_Task details_. Restate the entries word for word, omitting nothing.

_Records for this exercise_.
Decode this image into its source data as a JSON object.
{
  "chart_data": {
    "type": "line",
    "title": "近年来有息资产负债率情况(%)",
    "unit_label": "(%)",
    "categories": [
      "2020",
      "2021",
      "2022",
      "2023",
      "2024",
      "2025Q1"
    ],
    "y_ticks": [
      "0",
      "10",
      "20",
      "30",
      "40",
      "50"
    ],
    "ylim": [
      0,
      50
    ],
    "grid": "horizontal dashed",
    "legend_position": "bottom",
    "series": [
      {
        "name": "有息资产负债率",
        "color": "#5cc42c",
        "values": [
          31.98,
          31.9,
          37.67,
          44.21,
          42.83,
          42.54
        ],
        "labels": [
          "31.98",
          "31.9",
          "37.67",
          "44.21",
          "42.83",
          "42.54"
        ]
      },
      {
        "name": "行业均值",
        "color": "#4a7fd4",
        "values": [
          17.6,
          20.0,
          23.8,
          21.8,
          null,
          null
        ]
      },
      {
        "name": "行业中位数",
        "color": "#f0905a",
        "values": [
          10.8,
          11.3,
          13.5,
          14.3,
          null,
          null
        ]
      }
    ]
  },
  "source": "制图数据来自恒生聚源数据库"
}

_Output below_.
Decode this image into its source data as a JSON object.
{
  "chart_data": {
    "type": "line",
    "title": "近年来有息资产负债率情况(%)",
    "unit_label": "(%)",
    "categories": [
      "2020",
      "2021",
      "2022",
      "2023",
      "2024",
      "2025Q1"
    ],
    "y_ticks": [
      "0",
      "10",
      "20",
      "30",
      "40",
      "50"
    ],
    "ylim": [
      0,
      50
    ],
    "grid": "horizontal dashed",
    "legend_position": "bottom",
    "series": [
      {
        "name": "有息资产负债率",
        "color": "#5cc42c",
        "values": [
          31.98,
          31.9,
          37.67,
          44.21,
          42.83,
          42.54
        ],
        "labels": [
          "31.98",
          "31.9",
          "37.67",
          "44.21",
          "42.83",
          "42.54"
        ]
      },
      {
        "name": "行业均值",
        "color": "#4a7fd4",
        "values": [
          17.6,
          20.0,
          23.8,
          21.8,
          null,
          null
        ]
      },
      {
        "name": "行业中位数",
        "color": "#f0905a",
        "values": [
          10.8,
          11.3,
          13.5,
          14.3,
          null,
          null
        ]
      }
    ]
  },
  "source": "制图数据来自恒生聚源数据库"
}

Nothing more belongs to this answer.